= WHAT YOU WILL DO =
In this exercise, copy exactly the lines from the one that contains "Output the underlying" through the end of the entries below; pictures are not copied.

= DATA FOR THIS TASK =

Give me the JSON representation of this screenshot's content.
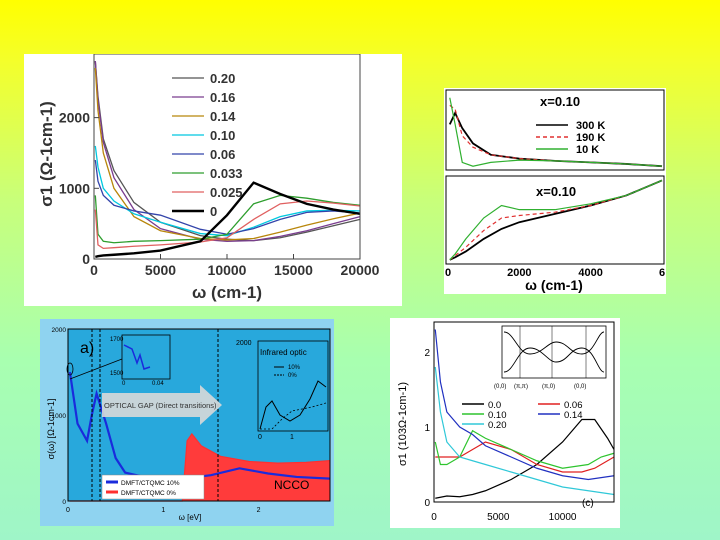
{
  "chart_data": [
    {
      "type": "line",
      "ylabel": "σ1 (Ω-1cm-1)",
      "xlabel": "ω (cm-1)",
      "x_ticks": [
        "0",
        "5000",
        "10000",
        "15000",
        "20000"
      ],
      "y_ticks": [
        "0",
        "1000",
        "2000"
      ],
      "xlim": [
        0,
        20000
      ],
      "ylim": [
        0,
        2900
      ],
      "series": [
        {
          "name": "0.20",
          "color": "#555555",
          "x": [
            100,
            300,
            700,
            1500,
            3000,
            5000,
            8000,
            10000,
            12000,
            14000,
            16000,
            18000,
            20000
          ],
          "y": [
            2800,
            2300,
            1700,
            1250,
            800,
            520,
            330,
            280,
            260,
            300,
            380,
            470,
            560
          ]
        },
        {
          "name": "0.16",
          "color": "#7a3d8f",
          "x": [
            100,
            300,
            700,
            1500,
            3000,
            5000,
            8000,
            10000,
            12000,
            14000,
            16000,
            18000,
            20000
          ],
          "y": [
            2800,
            2250,
            1650,
            1150,
            700,
            430,
            280,
            250,
            260,
            320,
            400,
            500,
            600
          ]
        },
        {
          "name": "0.14",
          "color": "#b8860b",
          "x": [
            100,
            300,
            700,
            1500,
            3000,
            5000,
            8000,
            10000,
            12000,
            14000,
            16000,
            18000,
            20000
          ],
          "y": [
            2700,
            2100,
            1500,
            1000,
            600,
            400,
            290,
            270,
            290,
            380,
            480,
            570,
            650
          ]
        },
        {
          "name": "0.10",
          "color": "#00c8e0",
          "x": [
            100,
            300,
            700,
            1500,
            3000,
            5000,
            8000,
            10000,
            12000,
            14000,
            16000,
            18000,
            20000
          ],
          "y": [
            1600,
            1300,
            1000,
            820,
            640,
            520,
            360,
            330,
            450,
            600,
            680,
            690,
            680
          ]
        },
        {
          "name": "0.06",
          "color": "#3344aa",
          "x": [
            100,
            300,
            700,
            1500,
            3000,
            5000,
            8000,
            10000,
            12000,
            14000,
            16000,
            18000,
            20000
          ],
          "y": [
            1400,
            1100,
            900,
            760,
            680,
            620,
            420,
            350,
            430,
            560,
            660,
            680,
            650
          ]
        },
        {
          "name": "0.033",
          "color": "#2e9e2e",
          "x": [
            100,
            300,
            700,
            1500,
            3000,
            5000,
            8000,
            10000,
            12000,
            14000,
            16000,
            18000,
            20000
          ],
          "y": [
            900,
            350,
            250,
            230,
            250,
            260,
            280,
            350,
            780,
            900,
            860,
            800,
            760
          ]
        },
        {
          "name": "0.025",
          "color": "#e06060",
          "x": [
            100,
            300,
            700,
            1500,
            3000,
            5000,
            8000,
            10000,
            12000,
            14000,
            16000,
            18000,
            20000
          ],
          "y": [
            700,
            200,
            150,
            160,
            180,
            200,
            240,
            300,
            560,
            780,
            820,
            790,
            750
          ]
        },
        {
          "name": "0",
          "color": "#000000",
          "x": [
            100,
            300,
            700,
            1500,
            3000,
            5000,
            8000,
            10000,
            12000,
            14000,
            16000,
            18000,
            20000
          ],
          "y": [
            30,
            40,
            50,
            60,
            80,
            120,
            250,
            620,
            1080,
            920,
            780,
            700,
            640
          ]
        }
      ],
      "legend": "top-right"
    },
    {
      "type": "line",
      "xlabel": "ω (cm-1)",
      "x_ticks": [
        "0",
        "2000",
        "4000",
        "6"
      ],
      "xlim": [
        0,
        6000
      ],
      "subplots": [
        {
          "title": "x=0.10",
          "series": [
            {
              "name": "300 K",
              "color": "#000000",
              "x": [
                50,
                200,
                400,
                700,
                1200,
                2000,
                3000,
                4000,
                5000,
                6000
              ],
              "y": [
                0.6,
                0.75,
                0.55,
                0.35,
                0.2,
                0.15,
                0.12,
                0.1,
                0.08,
                0.05
              ]
            },
            {
              "name": "190 K",
              "color": "#e03030",
              "x": [
                50,
                200,
                400,
                700,
                1200,
                2000,
                3000,
                4000,
                5000,
                6000
              ],
              "y": [
                0.85,
                0.8,
                0.45,
                0.3,
                0.2,
                0.15,
                0.12,
                0.1,
                0.08,
                0.05
              ]
            },
            {
              "name": "10 K",
              "color": "#30b030",
              "x": [
                50,
                200,
                400,
                700,
                1200,
                2000,
                3000,
                4000,
                5000,
                6000
              ],
              "y": [
                0.95,
                0.6,
                0.1,
                0.05,
                0.1,
                0.13,
                0.12,
                0.1,
                0.08,
                0.05
              ]
            }
          ]
        },
        {
          "title": "x=0.10",
          "series": [
            {
              "name": "300 K",
              "color": "#000000",
              "x": [
                50,
                200,
                500,
                1000,
                1500,
                2000,
                3000,
                4000,
                5000,
                6000
              ],
              "y": [
                0.05,
                0.08,
                0.15,
                0.3,
                0.42,
                0.5,
                0.6,
                0.7,
                0.82,
                1.0
              ]
            },
            {
              "name": "190 K",
              "color": "#e03030",
              "x": [
                50,
                200,
                500,
                1000,
                1500,
                2000,
                3000,
                4000,
                5000,
                6000
              ],
              "y": [
                0.05,
                0.1,
                0.2,
                0.4,
                0.55,
                0.58,
                0.62,
                0.7,
                0.82,
                1.0
              ]
            },
            {
              "name": "10 K",
              "color": "#30b030",
              "x": [
                50,
                200,
                500,
                1000,
                1500,
                2000,
                3000,
                4000,
                5000,
                6000
              ],
              "y": [
                0.05,
                0.12,
                0.3,
                0.55,
                0.7,
                0.65,
                0.65,
                0.72,
                0.82,
                1.0
              ]
            }
          ]
        }
      ]
    },
    {
      "type": "line",
      "ylabel": "σ(ω)  [Ω-1cm-1]",
      "xlabel": "ω  [eV]",
      "x_ticks": [
        "0",
        "1",
        "2"
      ],
      "y_ticks": [
        "0",
        "1000",
        "2000"
      ],
      "xlim": [
        0,
        2.75
      ],
      "ylim": [
        0,
        2000
      ],
      "series": [
        {
          "name": "DMFT/CTQMC 10%",
          "color": "#1a2bdc",
          "x": [
            0.02,
            0.1,
            0.2,
            0.25,
            0.3,
            0.4,
            0.5,
            0.6,
            0.8,
            1.0,
            1.2,
            1.5,
            1.8,
            2.1,
            2.4,
            2.75
          ],
          "y": [
            1500,
            900,
            700,
            1000,
            1250,
            900,
            500,
            330,
            280,
            250,
            260,
            300,
            380,
            320,
            280,
            260
          ]
        },
        {
          "name": "DMFT/CTQMC 0%",
          "color": "#ff3030",
          "x": [
            0.02,
            0.5,
            1.0,
            1.2,
            1.25,
            1.3,
            1.4,
            1.6,
            1.9,
            2.2,
            2.5,
            2.75
          ],
          "y": [
            0,
            0,
            0,
            0,
            700,
            780,
            640,
            520,
            460,
            440,
            450,
            470
          ]
        }
      ],
      "annotations": {
        "panel_label": "a)",
        "gap_arrow": "OPTICAL GAP (Direct transitions)",
        "region_label": "NCCO",
        "inset_title": "Infrared optic",
        "inset_legend": [
          "10%",
          "0%"
        ],
        "inset_y_label": "2000",
        "inset_x_ticks": [
          "0",
          "1"
        ],
        "small_inset_y_ticks": [
          "1700",
          "1500"
        ],
        "small_inset_x_ticks": [
          "0",
          "0.04"
        ]
      },
      "legend": "bottom-left"
    },
    {
      "type": "line",
      "ylabel": "σ1 (103Ω-1cm-1)",
      "x_ticks": [
        "0",
        "5000",
        "10000"
      ],
      "y_ticks": [
        "0",
        "1",
        "2"
      ],
      "xlim": [
        0,
        14000
      ],
      "ylim": [
        0,
        2.4
      ],
      "panel_label": "(c)",
      "inset_x_ticks": [
        "(0,0)",
        "(π,π)",
        "(π,0)",
        "(0,0)"
      ],
      "series": [
        {
          "name": "0.0",
          "color": "#000000",
          "x": [
            100,
            1000,
            2000,
            3000,
            4000,
            6000,
            8000,
            10000,
            11500,
            12500,
            13500,
            14000
          ],
          "y": [
            0.05,
            0.08,
            0.07,
            0.1,
            0.15,
            0.3,
            0.5,
            0.8,
            1.1,
            1.1,
            0.85,
            0.7
          ]
        },
        {
          "name": "0.06",
          "color": "#e02020",
          "x": [
            100,
            1000,
            2000,
            3000,
            4000,
            6000,
            8000,
            10000,
            11500,
            12500,
            13500,
            14000
          ],
          "y": [
            0.6,
            0.6,
            0.6,
            0.7,
            0.8,
            0.7,
            0.5,
            0.4,
            0.4,
            0.45,
            0.55,
            0.6
          ]
        },
        {
          "name": "0.10",
          "color": "#2ec42e",
          "x": [
            100,
            500,
            1000,
            2000,
            3000,
            4000,
            6000,
            8000,
            10000,
            12000,
            13000,
            14000
          ],
          "y": [
            0.8,
            0.5,
            0.5,
            0.6,
            0.95,
            0.85,
            0.7,
            0.55,
            0.45,
            0.5,
            0.6,
            0.65
          ]
        },
        {
          "name": "0.14",
          "color": "#2030c0",
          "x": [
            100,
            500,
            1000,
            2000,
            3000,
            4000,
            6000,
            8000,
            10000,
            12000,
            14000
          ],
          "y": [
            2.3,
            1.6,
            1.2,
            1.0,
            0.9,
            0.75,
            0.6,
            0.45,
            0.35,
            0.3,
            0.35
          ]
        },
        {
          "name": "0.20",
          "color": "#30c8d8",
          "x": [
            100,
            500,
            1000,
            2000,
            3000,
            4000,
            6000,
            8000,
            10000,
            12000,
            14000
          ],
          "y": [
            1.8,
            1.2,
            0.8,
            0.6,
            0.55,
            0.5,
            0.4,
            0.3,
            0.2,
            0.15,
            0.1
          ]
        }
      ],
      "legend": "center"
    }
  ]
}
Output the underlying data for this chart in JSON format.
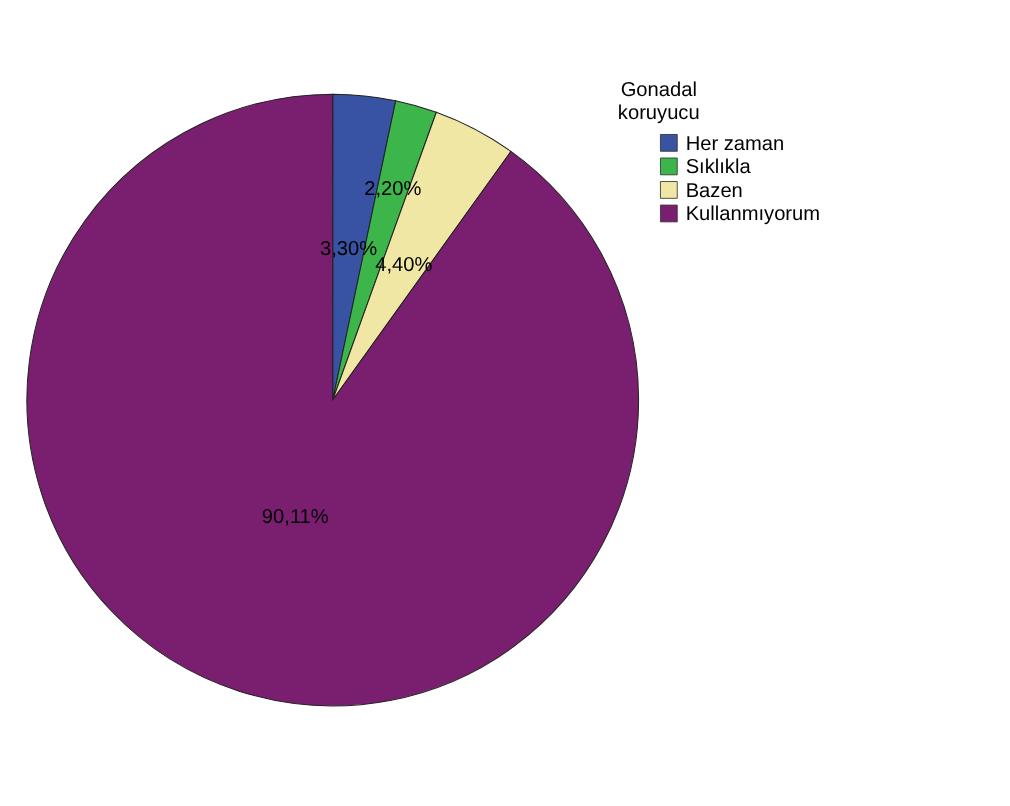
{
  "chart_data": {
    "type": "pie",
    "legend_title": "Gonadal koruyucu",
    "categories": [
      "Her zaman",
      "Sıklıkla",
      "Bazen",
      "Kullanmıyorum"
    ],
    "values": [
      3.3,
      2.2,
      4.4,
      90.11
    ],
    "value_labels": [
      "3,30%",
      "2,20%",
      "4,40%",
      "90,11%"
    ],
    "colors": [
      "#3953a4",
      "#3cb54a",
      "#efe7a3",
      "#7a1f70"
    ],
    "legend": "top right"
  }
}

= RESPONSE TO THIS TASK =
Output the underlying data for this chart in JSON format.
{
  "chart_data": {
    "type": "pie",
    "legend_title": "Gonadal koruyucu",
    "categories": [
      "Her zaman",
      "Sıklıkla",
      "Bazen",
      "Kullanmıyorum"
    ],
    "values": [
      3.3,
      2.2,
      4.4,
      90.11
    ],
    "value_labels": [
      "3,30%",
      "2,20%",
      "4,40%",
      "90,11%"
    ],
    "colors": [
      "#3953a4",
      "#3cb54a",
      "#efe7a3",
      "#7a1f70"
    ],
    "legend": "top right"
  }
}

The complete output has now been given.